Text provided:

· · ·

I have a very basic training loop that is getting much slower over time. According to some other help I saw online I added torch.cuda.empty_cache()
but that is not fixing it. Any suggestions?
device = torch.device('cuda') if torch.cuda.is_available() else torch.device('cpu')
print(f'Device used for training: {device}')
model = DistilBertForSequenceClassification.from_pretrained('distilbert-base-uncased', num_labels=1)
model = torch.nn.DataParallel(model)
model.to(device)
model.train()
optim = AdamW(model.parameters(), lr=5e-5)
batch_iter = 0
training_loss = 0
num_batches = len(train_dataloader)
sns.set_style('darkgrid')
for epoch in range(3):
for batch in tqdm(train_dataloader):
batch_iter += 1
optim.zero_grad()
input_ids = batch['input_ids'].to(device)

· · ·

Records:
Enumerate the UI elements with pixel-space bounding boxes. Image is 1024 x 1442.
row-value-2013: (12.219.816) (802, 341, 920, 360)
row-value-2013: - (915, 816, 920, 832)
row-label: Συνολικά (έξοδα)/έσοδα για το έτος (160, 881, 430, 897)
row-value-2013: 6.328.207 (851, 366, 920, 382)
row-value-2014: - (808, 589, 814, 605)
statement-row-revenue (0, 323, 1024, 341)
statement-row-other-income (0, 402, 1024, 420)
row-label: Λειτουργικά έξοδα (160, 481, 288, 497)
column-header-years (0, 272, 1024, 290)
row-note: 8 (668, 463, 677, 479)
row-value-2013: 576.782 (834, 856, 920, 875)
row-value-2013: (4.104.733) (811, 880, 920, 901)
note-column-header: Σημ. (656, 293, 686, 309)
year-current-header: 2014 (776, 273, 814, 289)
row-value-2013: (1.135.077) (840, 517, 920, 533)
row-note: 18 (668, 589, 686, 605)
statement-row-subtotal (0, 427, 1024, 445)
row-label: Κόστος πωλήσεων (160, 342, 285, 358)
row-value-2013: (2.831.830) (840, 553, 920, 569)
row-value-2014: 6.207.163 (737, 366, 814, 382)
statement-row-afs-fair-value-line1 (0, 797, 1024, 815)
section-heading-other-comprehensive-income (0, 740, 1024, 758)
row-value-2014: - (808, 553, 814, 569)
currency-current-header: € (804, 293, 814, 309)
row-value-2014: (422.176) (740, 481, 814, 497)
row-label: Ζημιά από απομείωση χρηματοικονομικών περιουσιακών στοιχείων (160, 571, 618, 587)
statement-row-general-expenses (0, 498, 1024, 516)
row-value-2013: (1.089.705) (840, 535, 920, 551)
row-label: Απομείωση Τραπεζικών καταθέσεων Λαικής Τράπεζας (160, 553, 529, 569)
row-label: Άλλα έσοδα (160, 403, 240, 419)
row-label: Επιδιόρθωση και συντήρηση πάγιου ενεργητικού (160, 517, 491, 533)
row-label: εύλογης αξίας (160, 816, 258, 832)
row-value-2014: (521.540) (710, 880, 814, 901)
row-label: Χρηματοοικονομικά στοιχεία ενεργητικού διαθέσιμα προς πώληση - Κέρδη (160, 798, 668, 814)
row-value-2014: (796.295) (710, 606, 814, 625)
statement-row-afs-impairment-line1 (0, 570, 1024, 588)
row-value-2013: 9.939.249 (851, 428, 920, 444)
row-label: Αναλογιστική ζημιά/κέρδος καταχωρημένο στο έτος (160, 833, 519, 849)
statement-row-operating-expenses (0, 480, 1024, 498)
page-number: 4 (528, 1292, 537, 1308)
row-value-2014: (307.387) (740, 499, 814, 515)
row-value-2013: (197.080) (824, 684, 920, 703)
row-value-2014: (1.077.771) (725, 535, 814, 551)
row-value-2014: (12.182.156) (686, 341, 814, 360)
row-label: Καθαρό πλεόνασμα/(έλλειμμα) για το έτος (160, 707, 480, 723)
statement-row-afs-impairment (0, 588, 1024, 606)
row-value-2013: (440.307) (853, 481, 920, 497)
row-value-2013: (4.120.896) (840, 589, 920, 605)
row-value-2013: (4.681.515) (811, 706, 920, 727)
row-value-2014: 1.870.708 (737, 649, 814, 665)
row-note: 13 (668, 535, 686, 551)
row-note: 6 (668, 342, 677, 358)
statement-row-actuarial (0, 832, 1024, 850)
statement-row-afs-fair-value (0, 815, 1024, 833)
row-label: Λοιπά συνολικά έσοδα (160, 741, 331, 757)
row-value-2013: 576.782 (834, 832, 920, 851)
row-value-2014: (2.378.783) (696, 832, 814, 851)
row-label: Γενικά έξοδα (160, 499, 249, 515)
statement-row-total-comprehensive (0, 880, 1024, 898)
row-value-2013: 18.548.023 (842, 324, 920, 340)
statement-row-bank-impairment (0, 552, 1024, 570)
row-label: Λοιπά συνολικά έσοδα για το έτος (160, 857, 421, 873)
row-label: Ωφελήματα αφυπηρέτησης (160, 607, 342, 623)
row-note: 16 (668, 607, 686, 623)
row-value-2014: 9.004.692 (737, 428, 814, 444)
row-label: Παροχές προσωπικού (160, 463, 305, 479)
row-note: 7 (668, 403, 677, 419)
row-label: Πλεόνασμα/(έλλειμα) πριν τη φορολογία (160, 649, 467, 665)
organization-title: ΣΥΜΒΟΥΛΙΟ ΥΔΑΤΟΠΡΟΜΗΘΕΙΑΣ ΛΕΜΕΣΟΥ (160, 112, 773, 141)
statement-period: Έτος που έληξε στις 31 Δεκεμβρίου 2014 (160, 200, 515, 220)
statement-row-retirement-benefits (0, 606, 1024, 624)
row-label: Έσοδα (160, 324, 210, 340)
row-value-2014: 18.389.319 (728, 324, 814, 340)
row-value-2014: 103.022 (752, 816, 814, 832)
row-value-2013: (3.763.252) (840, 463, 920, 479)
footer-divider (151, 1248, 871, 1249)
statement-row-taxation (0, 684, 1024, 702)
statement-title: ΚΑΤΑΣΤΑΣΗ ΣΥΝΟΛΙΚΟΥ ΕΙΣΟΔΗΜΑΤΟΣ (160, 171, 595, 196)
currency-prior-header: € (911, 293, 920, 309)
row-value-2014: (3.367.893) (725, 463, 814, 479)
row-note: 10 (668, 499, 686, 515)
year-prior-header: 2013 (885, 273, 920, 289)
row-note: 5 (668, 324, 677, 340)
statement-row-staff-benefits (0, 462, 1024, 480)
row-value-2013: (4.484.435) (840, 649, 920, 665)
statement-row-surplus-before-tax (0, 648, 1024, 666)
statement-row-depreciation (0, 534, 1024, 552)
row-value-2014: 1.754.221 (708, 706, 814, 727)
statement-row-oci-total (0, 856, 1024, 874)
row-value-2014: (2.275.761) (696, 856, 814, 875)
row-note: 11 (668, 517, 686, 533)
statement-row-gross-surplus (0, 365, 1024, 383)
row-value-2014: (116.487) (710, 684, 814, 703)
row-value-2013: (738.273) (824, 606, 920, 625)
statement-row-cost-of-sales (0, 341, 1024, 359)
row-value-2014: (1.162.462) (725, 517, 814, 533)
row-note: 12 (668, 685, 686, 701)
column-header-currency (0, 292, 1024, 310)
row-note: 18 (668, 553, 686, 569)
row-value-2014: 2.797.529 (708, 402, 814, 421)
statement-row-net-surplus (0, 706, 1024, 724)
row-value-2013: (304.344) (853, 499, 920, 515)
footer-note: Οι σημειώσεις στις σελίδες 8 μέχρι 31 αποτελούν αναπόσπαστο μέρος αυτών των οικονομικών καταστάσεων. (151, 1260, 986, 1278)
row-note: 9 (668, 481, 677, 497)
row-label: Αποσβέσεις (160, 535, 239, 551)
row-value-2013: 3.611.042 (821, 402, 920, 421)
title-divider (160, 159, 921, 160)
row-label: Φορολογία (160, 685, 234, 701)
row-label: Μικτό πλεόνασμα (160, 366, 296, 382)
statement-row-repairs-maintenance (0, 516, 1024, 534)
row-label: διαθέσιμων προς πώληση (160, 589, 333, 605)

· · ·

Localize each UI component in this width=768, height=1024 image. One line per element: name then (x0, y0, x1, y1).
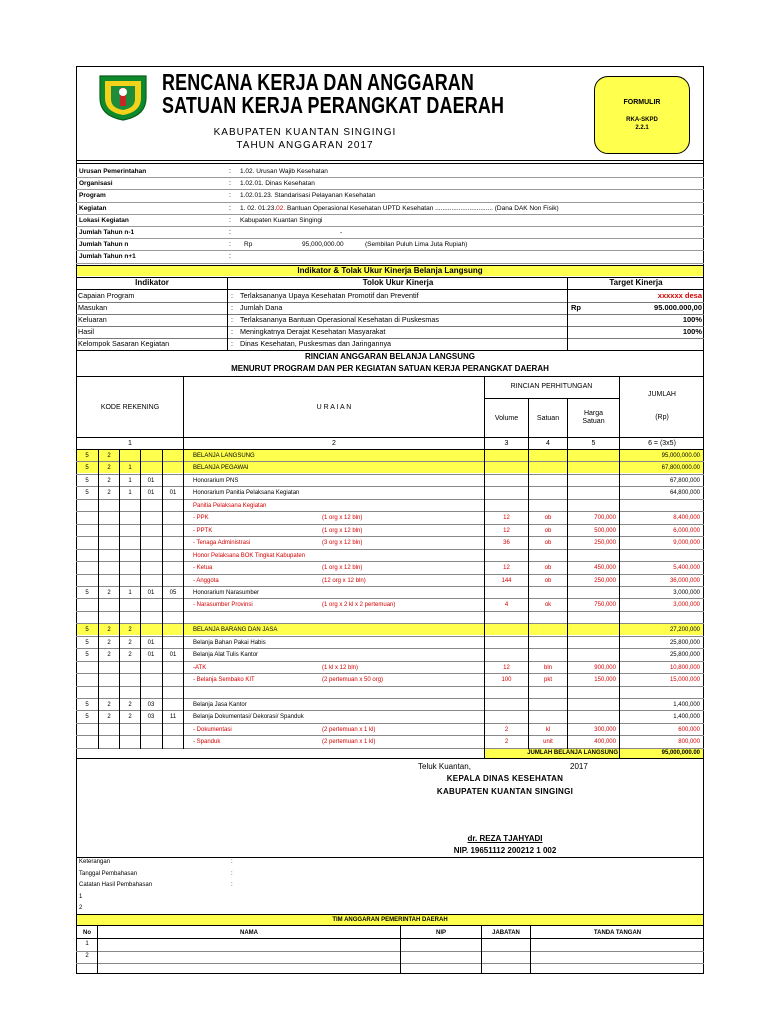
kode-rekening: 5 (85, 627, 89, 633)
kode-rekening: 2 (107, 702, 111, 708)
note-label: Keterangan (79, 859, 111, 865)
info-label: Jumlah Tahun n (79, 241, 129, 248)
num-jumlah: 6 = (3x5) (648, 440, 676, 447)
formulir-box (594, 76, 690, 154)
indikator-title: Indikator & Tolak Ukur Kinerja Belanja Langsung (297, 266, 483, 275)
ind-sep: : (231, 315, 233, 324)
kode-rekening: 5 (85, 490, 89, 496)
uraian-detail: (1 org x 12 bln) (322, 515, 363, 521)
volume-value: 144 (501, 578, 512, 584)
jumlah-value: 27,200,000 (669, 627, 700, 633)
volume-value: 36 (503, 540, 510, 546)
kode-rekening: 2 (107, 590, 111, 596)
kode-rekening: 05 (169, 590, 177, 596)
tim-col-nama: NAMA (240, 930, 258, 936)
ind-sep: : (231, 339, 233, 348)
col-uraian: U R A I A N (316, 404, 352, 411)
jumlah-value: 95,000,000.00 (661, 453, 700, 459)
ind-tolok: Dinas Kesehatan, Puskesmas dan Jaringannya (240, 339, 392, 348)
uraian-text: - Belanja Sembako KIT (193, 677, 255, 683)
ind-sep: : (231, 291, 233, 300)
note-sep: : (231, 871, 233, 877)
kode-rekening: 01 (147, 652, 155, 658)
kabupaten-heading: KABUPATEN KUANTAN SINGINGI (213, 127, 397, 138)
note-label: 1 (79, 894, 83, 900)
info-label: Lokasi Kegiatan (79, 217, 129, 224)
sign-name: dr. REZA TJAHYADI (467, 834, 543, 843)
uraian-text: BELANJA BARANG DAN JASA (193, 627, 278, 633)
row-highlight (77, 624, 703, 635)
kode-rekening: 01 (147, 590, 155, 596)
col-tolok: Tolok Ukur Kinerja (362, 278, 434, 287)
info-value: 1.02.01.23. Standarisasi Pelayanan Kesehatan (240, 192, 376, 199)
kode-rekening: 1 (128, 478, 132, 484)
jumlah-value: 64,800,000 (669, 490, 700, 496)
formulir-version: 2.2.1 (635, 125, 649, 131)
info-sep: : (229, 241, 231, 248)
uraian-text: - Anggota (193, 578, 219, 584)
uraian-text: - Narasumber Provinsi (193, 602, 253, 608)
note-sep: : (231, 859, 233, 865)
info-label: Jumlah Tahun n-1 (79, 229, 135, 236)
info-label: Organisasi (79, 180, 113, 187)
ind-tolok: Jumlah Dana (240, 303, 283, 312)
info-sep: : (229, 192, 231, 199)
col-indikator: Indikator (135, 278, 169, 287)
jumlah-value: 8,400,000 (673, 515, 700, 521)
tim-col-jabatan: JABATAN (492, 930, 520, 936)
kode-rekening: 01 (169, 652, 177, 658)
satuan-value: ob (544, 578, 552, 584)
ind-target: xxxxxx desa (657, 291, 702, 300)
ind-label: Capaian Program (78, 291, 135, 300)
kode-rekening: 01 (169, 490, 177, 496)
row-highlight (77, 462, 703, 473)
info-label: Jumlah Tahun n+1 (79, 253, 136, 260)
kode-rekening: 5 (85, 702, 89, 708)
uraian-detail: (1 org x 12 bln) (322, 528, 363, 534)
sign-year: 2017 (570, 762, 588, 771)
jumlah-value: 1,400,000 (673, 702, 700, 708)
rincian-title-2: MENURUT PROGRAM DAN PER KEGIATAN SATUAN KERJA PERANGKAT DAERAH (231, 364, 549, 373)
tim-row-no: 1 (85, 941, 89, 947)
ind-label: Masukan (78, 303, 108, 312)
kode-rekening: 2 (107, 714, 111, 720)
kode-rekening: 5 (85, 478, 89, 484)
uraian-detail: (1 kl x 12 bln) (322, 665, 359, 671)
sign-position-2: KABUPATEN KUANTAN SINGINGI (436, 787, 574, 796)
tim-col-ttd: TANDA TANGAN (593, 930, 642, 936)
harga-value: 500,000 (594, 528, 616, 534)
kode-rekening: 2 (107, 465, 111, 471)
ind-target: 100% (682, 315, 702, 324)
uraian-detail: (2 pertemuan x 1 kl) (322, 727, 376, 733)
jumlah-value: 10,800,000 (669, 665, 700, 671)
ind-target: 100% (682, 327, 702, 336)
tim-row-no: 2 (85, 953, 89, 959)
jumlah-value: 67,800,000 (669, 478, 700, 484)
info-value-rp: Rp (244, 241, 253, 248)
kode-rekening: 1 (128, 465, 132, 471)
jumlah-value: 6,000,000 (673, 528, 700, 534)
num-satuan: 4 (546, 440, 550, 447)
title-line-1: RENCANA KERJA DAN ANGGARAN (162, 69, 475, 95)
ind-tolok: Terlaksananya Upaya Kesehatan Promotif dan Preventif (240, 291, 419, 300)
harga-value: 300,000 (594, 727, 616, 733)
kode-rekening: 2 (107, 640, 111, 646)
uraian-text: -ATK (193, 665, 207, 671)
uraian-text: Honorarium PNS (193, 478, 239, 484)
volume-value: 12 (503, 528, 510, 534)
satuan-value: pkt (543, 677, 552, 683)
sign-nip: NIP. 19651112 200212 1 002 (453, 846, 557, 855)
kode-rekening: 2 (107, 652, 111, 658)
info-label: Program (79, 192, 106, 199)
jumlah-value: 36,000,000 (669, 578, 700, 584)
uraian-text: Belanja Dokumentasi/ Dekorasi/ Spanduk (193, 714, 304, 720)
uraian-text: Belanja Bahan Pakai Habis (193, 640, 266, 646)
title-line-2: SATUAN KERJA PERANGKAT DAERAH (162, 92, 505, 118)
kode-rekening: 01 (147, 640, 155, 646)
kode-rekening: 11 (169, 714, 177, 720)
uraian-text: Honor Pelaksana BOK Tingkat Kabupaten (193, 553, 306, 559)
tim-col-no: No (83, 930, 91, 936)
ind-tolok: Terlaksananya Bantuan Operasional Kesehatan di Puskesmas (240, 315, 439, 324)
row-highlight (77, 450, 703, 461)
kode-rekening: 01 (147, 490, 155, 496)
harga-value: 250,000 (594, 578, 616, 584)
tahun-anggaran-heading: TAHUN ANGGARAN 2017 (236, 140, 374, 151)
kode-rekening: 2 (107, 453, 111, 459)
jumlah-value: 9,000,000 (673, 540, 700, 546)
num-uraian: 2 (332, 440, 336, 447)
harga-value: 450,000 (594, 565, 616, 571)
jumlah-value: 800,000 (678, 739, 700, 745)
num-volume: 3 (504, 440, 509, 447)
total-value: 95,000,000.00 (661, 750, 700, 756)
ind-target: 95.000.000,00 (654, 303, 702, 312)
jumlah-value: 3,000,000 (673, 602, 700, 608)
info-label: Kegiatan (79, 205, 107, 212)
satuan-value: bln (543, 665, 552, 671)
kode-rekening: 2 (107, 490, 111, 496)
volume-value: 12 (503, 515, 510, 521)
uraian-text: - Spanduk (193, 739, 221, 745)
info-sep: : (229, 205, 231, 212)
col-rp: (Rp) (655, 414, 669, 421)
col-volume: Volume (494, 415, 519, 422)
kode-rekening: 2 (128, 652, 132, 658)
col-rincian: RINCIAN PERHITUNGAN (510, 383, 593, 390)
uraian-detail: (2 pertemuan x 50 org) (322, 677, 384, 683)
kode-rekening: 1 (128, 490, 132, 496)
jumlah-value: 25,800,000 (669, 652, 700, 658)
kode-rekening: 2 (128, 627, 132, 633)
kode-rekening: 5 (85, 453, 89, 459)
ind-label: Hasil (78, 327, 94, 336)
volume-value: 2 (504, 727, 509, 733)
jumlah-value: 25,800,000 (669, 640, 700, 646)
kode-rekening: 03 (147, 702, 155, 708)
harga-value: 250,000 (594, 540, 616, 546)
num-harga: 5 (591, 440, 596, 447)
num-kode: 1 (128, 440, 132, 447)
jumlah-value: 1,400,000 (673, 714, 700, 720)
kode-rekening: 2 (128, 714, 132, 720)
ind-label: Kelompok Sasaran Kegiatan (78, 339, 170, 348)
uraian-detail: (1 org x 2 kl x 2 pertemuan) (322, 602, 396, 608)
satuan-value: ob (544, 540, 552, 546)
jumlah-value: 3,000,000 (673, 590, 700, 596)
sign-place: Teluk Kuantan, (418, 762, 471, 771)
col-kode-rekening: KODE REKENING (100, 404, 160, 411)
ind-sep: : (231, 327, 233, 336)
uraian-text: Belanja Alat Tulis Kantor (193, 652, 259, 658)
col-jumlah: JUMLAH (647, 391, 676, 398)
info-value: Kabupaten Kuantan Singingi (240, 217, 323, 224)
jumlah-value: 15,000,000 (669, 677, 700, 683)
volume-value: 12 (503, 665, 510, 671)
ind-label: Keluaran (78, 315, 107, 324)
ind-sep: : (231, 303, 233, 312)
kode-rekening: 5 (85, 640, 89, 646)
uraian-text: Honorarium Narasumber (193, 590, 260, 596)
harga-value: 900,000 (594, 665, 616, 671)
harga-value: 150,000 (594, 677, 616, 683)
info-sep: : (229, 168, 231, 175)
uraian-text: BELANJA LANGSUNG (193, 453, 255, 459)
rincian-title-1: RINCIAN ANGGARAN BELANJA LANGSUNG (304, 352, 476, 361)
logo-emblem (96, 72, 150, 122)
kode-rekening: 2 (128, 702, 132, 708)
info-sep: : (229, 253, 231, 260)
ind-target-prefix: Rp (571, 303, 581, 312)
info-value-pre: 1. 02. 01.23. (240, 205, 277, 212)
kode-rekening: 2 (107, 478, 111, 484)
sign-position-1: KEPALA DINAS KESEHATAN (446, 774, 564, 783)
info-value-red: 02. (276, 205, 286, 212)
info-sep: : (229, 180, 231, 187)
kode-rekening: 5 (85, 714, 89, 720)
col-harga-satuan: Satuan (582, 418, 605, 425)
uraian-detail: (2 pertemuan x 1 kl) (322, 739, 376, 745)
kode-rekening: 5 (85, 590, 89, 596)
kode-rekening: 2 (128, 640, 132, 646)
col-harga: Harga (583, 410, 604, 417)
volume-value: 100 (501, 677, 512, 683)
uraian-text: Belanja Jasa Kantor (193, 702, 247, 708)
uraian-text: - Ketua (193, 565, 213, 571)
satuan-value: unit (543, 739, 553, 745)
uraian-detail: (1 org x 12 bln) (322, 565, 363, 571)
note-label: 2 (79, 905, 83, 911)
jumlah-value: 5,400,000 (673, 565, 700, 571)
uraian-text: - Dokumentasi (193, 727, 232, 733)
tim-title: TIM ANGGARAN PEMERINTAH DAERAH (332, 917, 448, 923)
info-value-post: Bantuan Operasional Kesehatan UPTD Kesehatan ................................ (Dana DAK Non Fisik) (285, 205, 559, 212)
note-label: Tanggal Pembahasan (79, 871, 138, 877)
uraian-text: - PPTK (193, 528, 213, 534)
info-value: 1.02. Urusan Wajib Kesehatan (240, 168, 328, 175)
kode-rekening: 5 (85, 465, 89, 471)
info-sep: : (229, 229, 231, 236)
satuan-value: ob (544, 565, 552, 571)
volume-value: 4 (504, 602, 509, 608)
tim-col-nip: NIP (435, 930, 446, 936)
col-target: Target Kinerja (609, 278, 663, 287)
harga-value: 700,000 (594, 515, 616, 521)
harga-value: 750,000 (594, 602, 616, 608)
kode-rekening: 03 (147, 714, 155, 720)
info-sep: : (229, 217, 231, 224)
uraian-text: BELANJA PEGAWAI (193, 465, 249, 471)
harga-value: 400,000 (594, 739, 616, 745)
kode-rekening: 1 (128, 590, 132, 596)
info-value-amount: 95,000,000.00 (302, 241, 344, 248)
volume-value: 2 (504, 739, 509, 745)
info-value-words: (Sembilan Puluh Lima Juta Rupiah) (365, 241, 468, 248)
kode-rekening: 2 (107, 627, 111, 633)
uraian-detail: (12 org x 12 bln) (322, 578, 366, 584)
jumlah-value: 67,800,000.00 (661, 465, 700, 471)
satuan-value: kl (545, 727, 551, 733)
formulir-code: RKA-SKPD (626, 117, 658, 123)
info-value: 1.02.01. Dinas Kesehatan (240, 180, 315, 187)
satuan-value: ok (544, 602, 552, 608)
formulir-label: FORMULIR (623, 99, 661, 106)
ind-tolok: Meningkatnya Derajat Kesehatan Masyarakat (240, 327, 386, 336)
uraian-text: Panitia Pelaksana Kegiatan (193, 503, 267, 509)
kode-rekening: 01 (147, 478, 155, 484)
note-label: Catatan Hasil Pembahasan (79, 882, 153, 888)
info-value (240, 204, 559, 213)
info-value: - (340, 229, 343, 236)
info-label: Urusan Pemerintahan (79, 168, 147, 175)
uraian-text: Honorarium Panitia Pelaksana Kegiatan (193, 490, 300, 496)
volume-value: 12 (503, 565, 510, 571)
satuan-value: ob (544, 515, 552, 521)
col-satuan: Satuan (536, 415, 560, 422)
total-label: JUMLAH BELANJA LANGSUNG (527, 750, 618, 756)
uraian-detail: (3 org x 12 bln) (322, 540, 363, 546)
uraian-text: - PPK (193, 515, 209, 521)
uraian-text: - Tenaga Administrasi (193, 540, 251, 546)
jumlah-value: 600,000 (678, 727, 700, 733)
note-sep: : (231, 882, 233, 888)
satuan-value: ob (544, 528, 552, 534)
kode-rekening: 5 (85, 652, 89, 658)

· · ·

Tasks to complete:
**A)** What learning rate does the training-loop post pass to AdamW?
**B)** Transcribe everything in the training-loop post from "I have a very" down to "model.to(device)".
**C)** Write the next part of the training-loop post, picking up right after its last line.

Responses in order:
**A)** 5e-5

**B)**
I have a very basic training loop that is getting much slower over time. According to some other help I saw online I added torch.cuda.empty_cache()
but that is not fixing it. Any suggestions?
device = torch.device('cuda') if torch.cuda.is_available() else torch.device('cpu')
print(f'Device used for training: {device}')
model = DistilBertForSequenceClassification.from_pretrained('distilbert-base-uncased', num_labels=1)
model = torch.nn.DataParallel(model)
model.to(device)

**C)**
attention_mask = batch['attention_mask'].to(device)
labels = torch.logit(batch['label']).to(device)
outputs = model(input_ids=input_ids, attention_mask=attention_mask,
labels=labels)
loss = outputs[0]
loss = loss.mean()
training_loss += loss.item()/(num_batches/100)
if batch_iter % round(num_batches/100) == 0:
writer.add_scalar('Loss/train',training_loss,batch_iter)
training_loss = 0
loss.backward()
optim.step()
torch.cuda.empty_cache()
model.module.save_pretrained(f"checkpoints/model_epoch_{epoch}")